** begin **

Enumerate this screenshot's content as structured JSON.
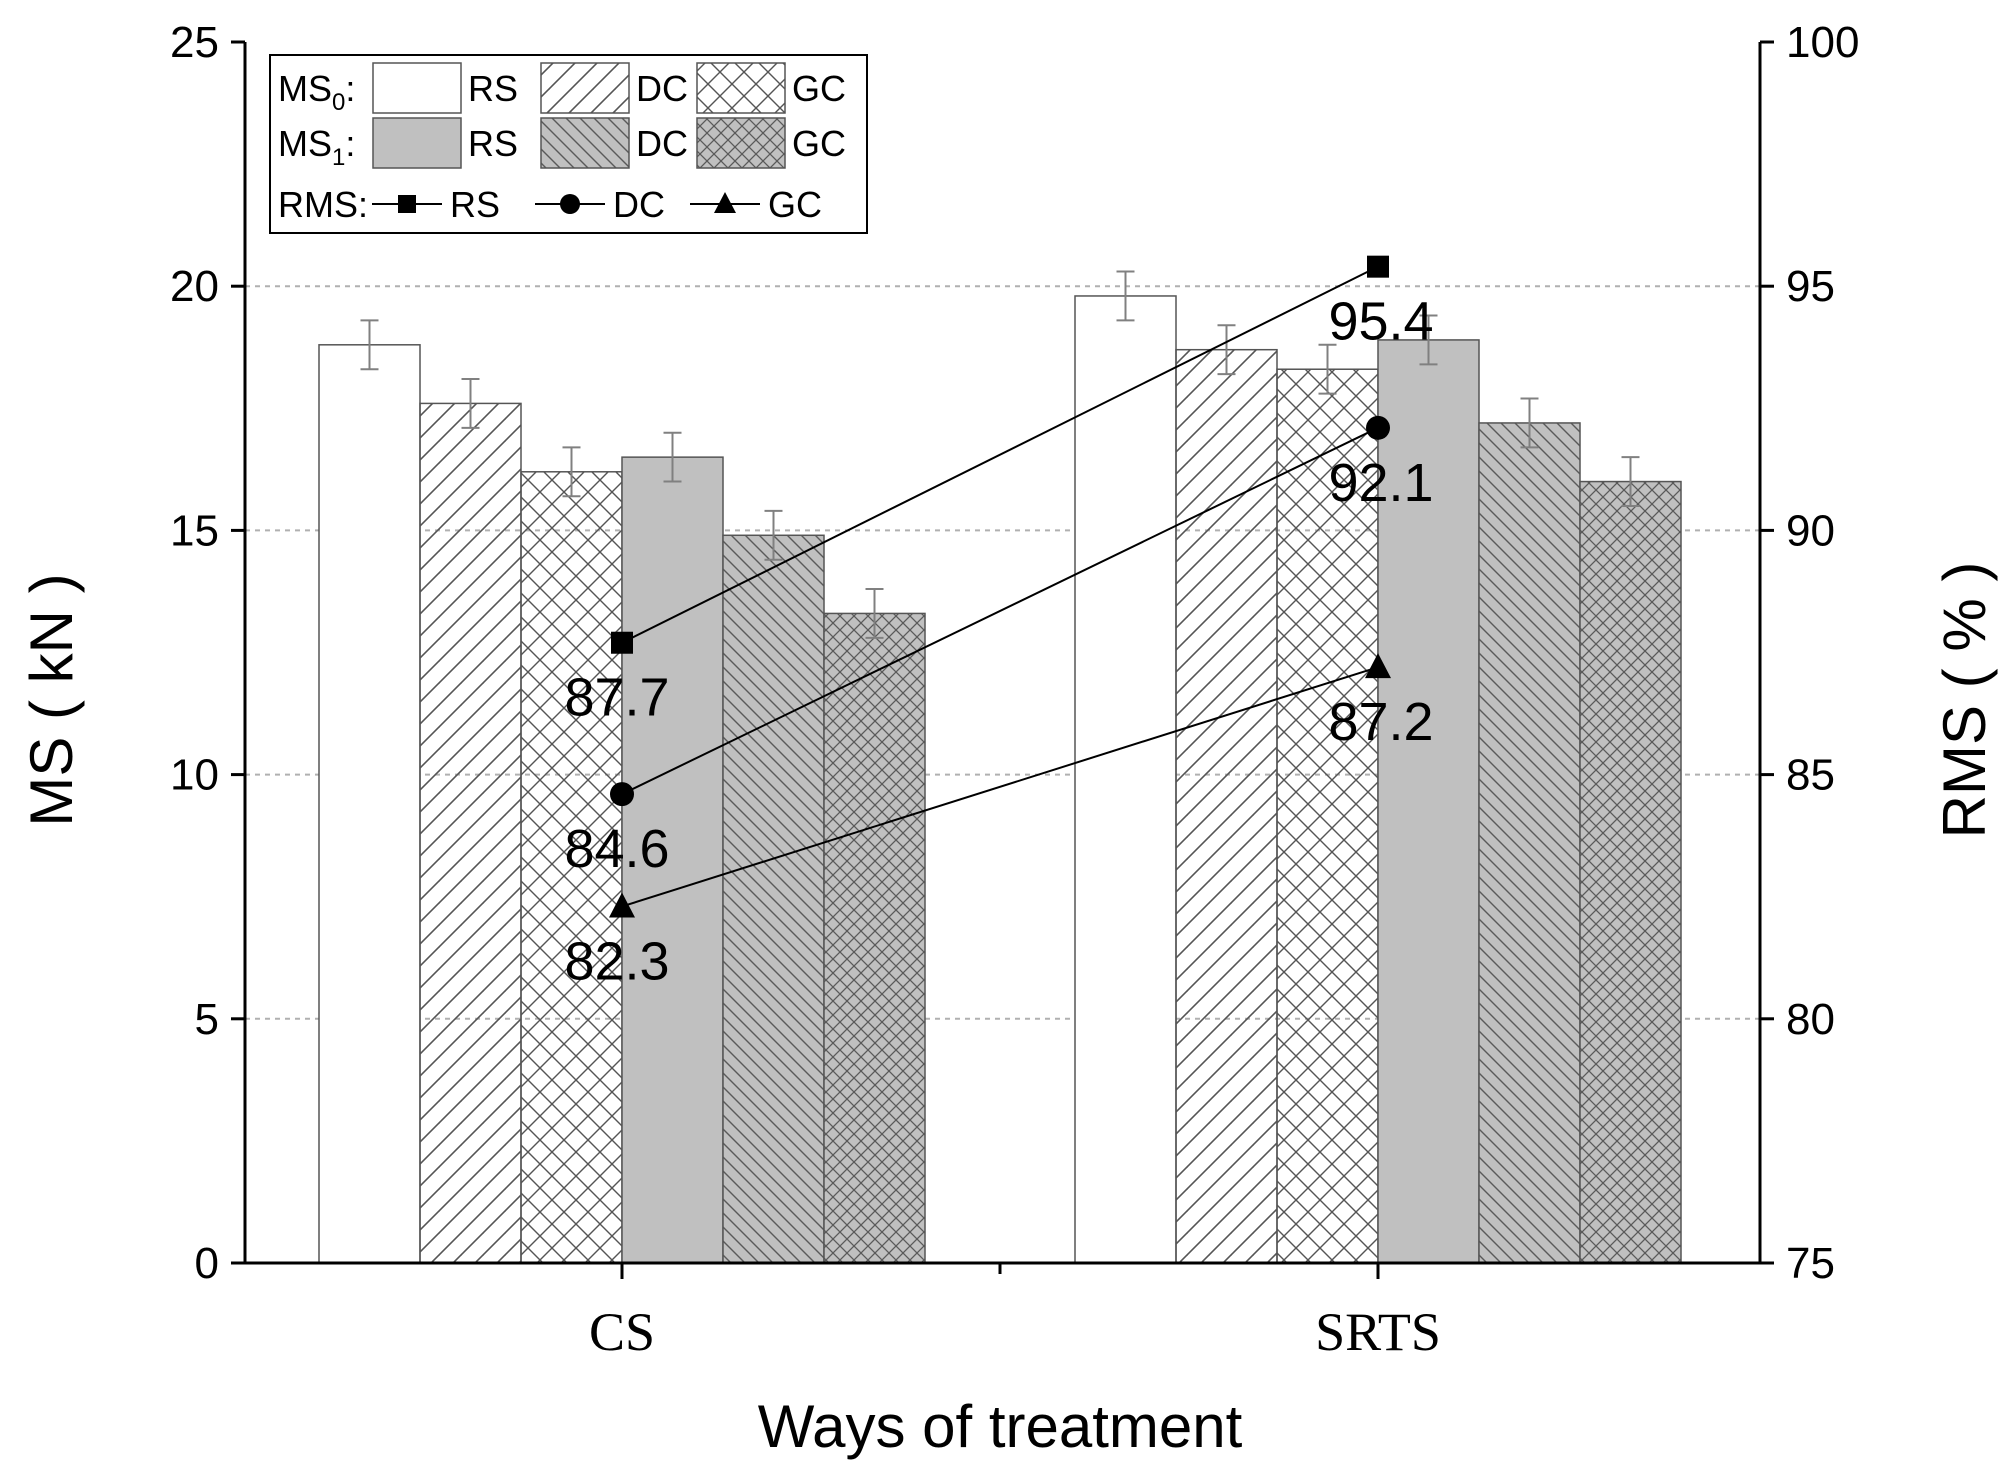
{
  "chart_data": {
    "type": "bar",
    "categories": [
      "CS",
      "SRTS"
    ],
    "xlabel": "Ways of treatment",
    "ylabel": "MS ( kN )",
    "y2label": "RMS ( % )",
    "ylim": [
      0,
      25
    ],
    "y2lim": [
      75,
      100
    ],
    "yticks": [
      0,
      5,
      10,
      15,
      20,
      25
    ],
    "y2ticks": [
      75,
      80,
      85,
      90,
      95,
      100
    ],
    "grid": "horizontal-dotted",
    "legend_position": "top-left",
    "series": [
      {
        "name": "MS0 RS",
        "group": "MS0",
        "material": "RS",
        "fill": "white",
        "values": [
          18.8,
          19.8
        ],
        "errors": [
          0.5,
          0.5
        ]
      },
      {
        "name": "MS0 DC",
        "group": "MS0",
        "material": "DC",
        "fill": "white-diagonal",
        "values": [
          17.6,
          18.7
        ],
        "errors": [
          0.5,
          0.5
        ]
      },
      {
        "name": "MS0 GC",
        "group": "MS0",
        "material": "GC",
        "fill": "white-crosshatch",
        "values": [
          16.2,
          18.3
        ],
        "errors": [
          0.5,
          0.5
        ]
      },
      {
        "name": "MS1 RS",
        "group": "MS1",
        "material": "RS",
        "fill": "gray",
        "values": [
          16.5,
          18.9
        ],
        "errors": [
          0.5,
          0.5
        ]
      },
      {
        "name": "MS1 DC",
        "group": "MS1",
        "material": "DC",
        "fill": "gray-backdiagonal",
        "values": [
          14.9,
          17.2
        ],
        "errors": [
          0.5,
          0.5
        ]
      },
      {
        "name": "MS1 GC",
        "group": "MS1",
        "material": "GC",
        "fill": "gray-crosshatch",
        "values": [
          13.3,
          16.0
        ],
        "errors": [
          0.5,
          0.5
        ]
      }
    ],
    "line_series": [
      {
        "name": "RMS RS",
        "marker": "square",
        "values": [
          87.7,
          95.4
        ],
        "labels": [
          "87.7",
          "95.4"
        ]
      },
      {
        "name": "RMS DC",
        "marker": "circle",
        "values": [
          84.6,
          92.1
        ],
        "labels": [
          "84.6",
          "92.1"
        ]
      },
      {
        "name": "RMS GC",
        "marker": "triangle",
        "values": [
          82.3,
          87.2
        ],
        "labels": [
          "82.3",
          "87.2"
        ]
      }
    ],
    "legend": {
      "rows": [
        {
          "prefix": "MS",
          "sub": "0",
          "suffix": ":",
          "items": [
            "RS",
            "DC",
            "GC"
          ]
        },
        {
          "prefix": "MS",
          "sub": "1",
          "suffix": ":",
          "items": [
            "RS",
            "DC",
            "GC"
          ]
        },
        {
          "prefix": "RMS",
          "sub": "",
          "suffix": ":",
          "items": [
            "RS",
            "DC",
            "GC"
          ]
        }
      ]
    },
    "colors": {
      "gray": "#c0c0c0",
      "axis": "#000000",
      "grid": "#b0b0b0",
      "error": "#808080"
    }
  }
}
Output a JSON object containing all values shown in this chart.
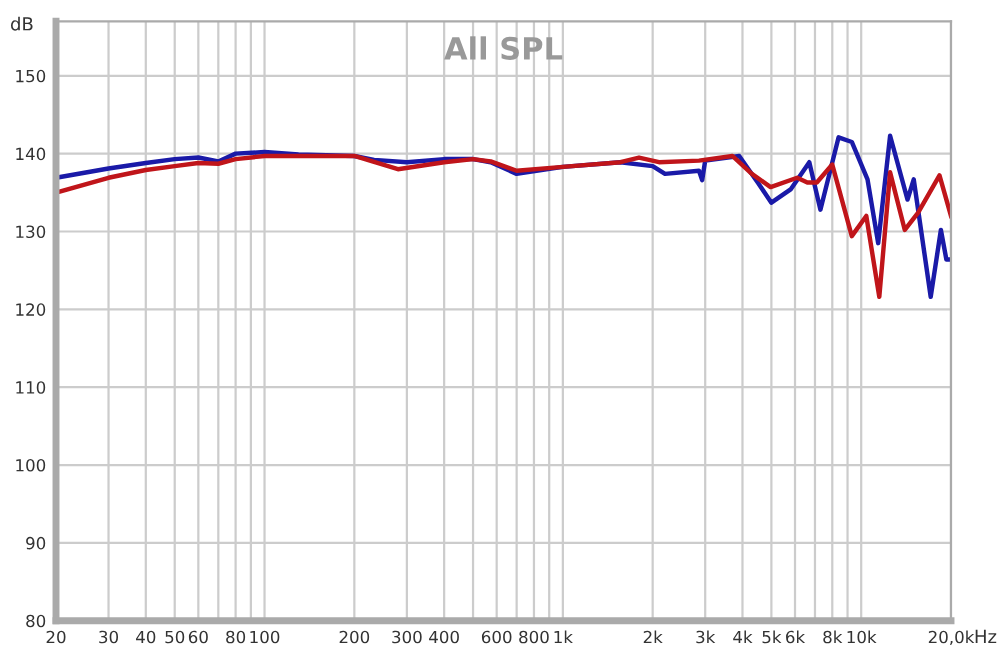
{
  "chart_data": {
    "type": "line",
    "title": "All SPL",
    "xlabel": "Hz",
    "ylabel": "dB",
    "log": "x",
    "xlim": [
      20,
      20000
    ],
    "ylim": [
      80,
      157
    ],
    "xticks": [
      20,
      30,
      40,
      50,
      60,
      {
        "value": 70,
        "label": null
      },
      80,
      {
        "value": 90,
        "label": null
      },
      100,
      200,
      300,
      400,
      {
        "value": 500,
        "label": null
      },
      600,
      {
        "value": 700,
        "label": null
      },
      800,
      {
        "value": 900,
        "label": null
      },
      {
        "value": 1000,
        "label": "1k"
      },
      {
        "value": 2000,
        "label": "2k"
      },
      {
        "value": 3000,
        "label": "3k"
      },
      {
        "value": 4000,
        "label": "4k"
      },
      {
        "value": 5000,
        "label": "5k"
      },
      {
        "value": 6000,
        "label": "6k"
      },
      {
        "value": 7000,
        "label": null
      },
      {
        "value": 8000,
        "label": "8k"
      },
      {
        "value": 9000,
        "label": null
      },
      {
        "value": 10000,
        "label": "10k"
      },
      {
        "value": 20000,
        "label": "20,0k"
      }
    ],
    "yticks": [
      80,
      90,
      100,
      110,
      120,
      130,
      140,
      150
    ],
    "grid": true,
    "marker": "none",
    "line_style": "solid",
    "series": [
      {
        "color": "#1a1aa8",
        "x": [
          20,
          30,
          40,
          50,
          60,
          70,
          80,
          100,
          130,
          200,
          233,
          300,
          400,
          500,
          573,
          700,
          1000,
          1560,
          2000,
          2200,
          2860,
          2930,
          3000,
          3900,
          4500,
          5000,
          5800,
          6700,
          7300,
          8400,
          9300,
          10500,
          11400,
          12500,
          14300,
          15000,
          17100,
          18500,
          19300,
          20000
        ],
        "values": [
          136.9,
          138.1,
          138.8,
          139.3,
          139.5,
          139.0,
          140.0,
          140.2,
          139.9,
          139.7,
          139.2,
          138.9,
          139.3,
          139.3,
          138.9,
          137.4,
          138.3,
          138.9,
          138.4,
          137.4,
          137.8,
          136.6,
          139.1,
          139.7,
          136.3,
          133.7,
          135.4,
          138.9,
          132.8,
          142.1,
          141.5,
          136.7,
          128.5,
          142.3,
          134.1,
          136.7,
          121.6,
          130.2,
          126.4,
          126.4
        ]
      },
      {
        "color": "#c0151a",
        "x": [
          20,
          30,
          40,
          50,
          60,
          70,
          80,
          100,
          200,
          280,
          400,
          500,
          573,
          700,
          1000,
          1560,
          1800,
          2100,
          2860,
          3700,
          4300,
          4970,
          6100,
          6600,
          7100,
          8000,
          9300,
          10400,
          11500,
          12500,
          14000,
          15500,
          18300,
          20000
        ],
        "values": [
          135.0,
          136.9,
          137.9,
          138.4,
          138.8,
          138.7,
          139.3,
          139.7,
          139.7,
          138.0,
          138.9,
          139.3,
          139.0,
          137.8,
          138.3,
          138.9,
          139.5,
          138.9,
          139.1,
          139.7,
          137.4,
          135.7,
          136.9,
          136.3,
          136.3,
          138.6,
          129.4,
          132.0,
          121.6,
          137.6,
          130.2,
          132.4,
          137.2,
          132.0
        ]
      }
    ]
  }
}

** end **

TASK TO CARRY OUT.
Set down the records in full and exactly. Do not carry over any image.

WRITTEN RESPONSE.
Enumerate this screenshot's content as structured JSON.
{
  "chart_data": {
    "type": "bar",
    "categories": [
      "CS",
      "SRTS"
    ],
    "xlabel": "Ways of treatment",
    "ylabel": "MS ( kN )",
    "y2label": "RMS ( % )",
    "ylim": [
      0,
      25
    ],
    "y2lim": [
      75,
      100
    ],
    "yticks": [
      0,
      5,
      10,
      15,
      20,
      25
    ],
    "y2ticks": [
      75,
      80,
      85,
      90,
      95,
      100
    ],
    "grid": "horizontal-dotted",
    "legend_position": "top-left",
    "series": [
      {
        "name": "MS0 RS",
        "group": "MS0",
        "material": "RS",
        "fill": "white",
        "values": [
          18.8,
          19.8
        ],
        "errors": [
          0.5,
          0.5
        ]
      },
      {
        "name": "MS0 DC",
        "group": "MS0",
        "material": "DC",
        "fill": "white-diagonal",
        "values": [
          17.6,
          18.7
        ],
        "errors": [
          0.5,
          0.5
        ]
      },
      {
        "name": "MS0 GC",
        "group": "MS0",
        "material": "GC",
        "fill": "white-crosshatch",
        "values": [
          16.2,
          18.3
        ],
        "errors": [
          0.5,
          0.5
        ]
      },
      {
        "name": "MS1 RS",
        "group": "MS1",
        "material": "RS",
        "fill": "gray",
        "values": [
          16.5,
          18.9
        ],
        "errors": [
          0.5,
          0.5
        ]
      },
      {
        "name": "MS1 DC",
        "group": "MS1",
        "material": "DC",
        "fill": "gray-backdiagonal",
        "values": [
          14.9,
          17.2
        ],
        "errors": [
          0.5,
          0.5
        ]
      },
      {
        "name": "MS1 GC",
        "group": "MS1",
        "material": "GC",
        "fill": "gray-crosshatch",
        "values": [
          13.3,
          16.0
        ],
        "errors": [
          0.5,
          0.5
        ]
      }
    ],
    "line_series": [
      {
        "name": "RMS RS",
        "marker": "square",
        "values": [
          87.7,
          95.4
        ],
        "labels": [
          "87.7",
          "95.4"
        ]
      },
      {
        "name": "RMS DC",
        "marker": "circle",
        "values": [
          84.6,
          92.1
        ],
        "labels": [
          "84.6",
          "92.1"
        ]
      },
      {
        "name": "RMS GC",
        "marker": "triangle",
        "values": [
          82.3,
          87.2
        ],
        "labels": [
          "82.3",
          "87.2"
        ]
      }
    ],
    "legend": {
      "rows": [
        {
          "prefix": "MS",
          "sub": "0",
          "suffix": ":",
          "items": [
            "RS",
            "DC",
            "GC"
          ]
        },
        {
          "prefix": "MS",
          "sub": "1",
          "suffix": ":",
          "items": [
            "RS",
            "DC",
            "GC"
          ]
        },
        {
          "prefix": "RMS",
          "sub": "",
          "suffix": ":",
          "items": [
            "RS",
            "DC",
            "GC"
          ]
        }
      ]
    },
    "colors": {
      "gray": "#c0c0c0",
      "axis": "#000000",
      "grid": "#b0b0b0",
      "error": "#808080"
    }
  }
}
Output a JSON object containing all values shown in this chart.
{
  "chart_data": {
    "type": "line",
    "title": "All SPL",
    "xlabel": "Hz",
    "ylabel": "dB",
    "log": "x",
    "xlim": [
      20,
      20000
    ],
    "ylim": [
      80,
      157
    ],
    "xticks": [
      20,
      30,
      40,
      50,
      60,
      {
        "value": 70,
        "label": null
      },
      80,
      {
        "value": 90,
        "label": null
      },
      100,
      200,
      300,
      400,
      {
        "value": 500,
        "label": null
      },
      600,
      {
        "value": 700,
        "label": null
      },
      800,
      {
        "value": 900,
        "label": null
      },
      {
        "value": 1000,
        "label": "1k"
      },
      {
        "value": 2000,
        "label": "2k"
      },
      {
        "value": 3000,
        "label": "3k"
      },
      {
        "value": 4000,
        "label": "4k"
      },
      {
        "value": 5000,
        "label": "5k"
      },
      {
        "value": 6000,
        "label": "6k"
      },
      {
        "value": 7000,
        "label": null
      },
      {
        "value": 8000,
        "label": "8k"
      },
      {
        "value": 9000,
        "label": null
      },
      {
        "value": 10000,
        "label": "10k"
      },
      {
        "value": 20000,
        "label": "20,0k"
      }
    ],
    "yticks": [
      80,
      90,
      100,
      110,
      120,
      130,
      140,
      150
    ],
    "grid": true,
    "marker": "none",
    "line_style": "solid",
    "series": [
      {
        "color": "#1a1aa8",
        "x": [
          20,
          30,
          40,
          50,
          60,
          70,
          80,
          100,
          130,
          200,
          233,
          300,
          400,
          500,
          573,
          700,
          1000,
          1560,
          2000,
          2200,
          2860,
          2930,
          3000,
          3900,
          4500,
          5000,
          5800,
          6700,
          7300,
          8400,
          9300,
          10500,
          11400,
          12500,
          14300,
          15000,
          17100,
          18500,
          19300,
          20000
        ],
        "values": [
          136.9,
          138.1,
          138.8,
          139.3,
          139.5,
          139.0,
          140.0,
          140.2,
          139.9,
          139.7,
          139.2,
          138.9,
          139.3,
          139.3,
          138.9,
          137.4,
          138.3,
          138.9,
          138.4,
          137.4,
          137.8,
          136.6,
          139.1,
          139.7,
          136.3,
          133.7,
          135.4,
          138.9,
          132.8,
          142.1,
          141.5,
          136.7,
          128.5,
          142.3,
          134.1,
          136.7,
          121.6,
          130.2,
          126.4,
          126.4
        ]
      },
      {
        "color": "#c0151a",
        "x": [
          20,
          30,
          40,
          50,
          60,
          70,
          80,
          100,
          200,
          280,
          400,
          500,
          573,
          700,
          1000,
          1560,
          1800,
          2100,
          2860,
          3700,
          4300,
          4970,
          6100,
          6600,
          7100,
          8000,
          9300,
          10400,
          11500,
          12500,
          14000,
          15500,
          18300,
          20000
        ],
        "values": [
          135.0,
          136.9,
          137.9,
          138.4,
          138.8,
          138.7,
          139.3,
          139.7,
          139.7,
          138.0,
          138.9,
          139.3,
          139.0,
          137.8,
          138.3,
          138.9,
          139.5,
          138.9,
          139.1,
          139.7,
          137.4,
          135.7,
          136.9,
          136.3,
          136.3,
          138.6,
          129.4,
          132.0,
          121.6,
          137.6,
          130.2,
          132.4,
          137.2,
          132.0
        ]
      }
    ]
  }
}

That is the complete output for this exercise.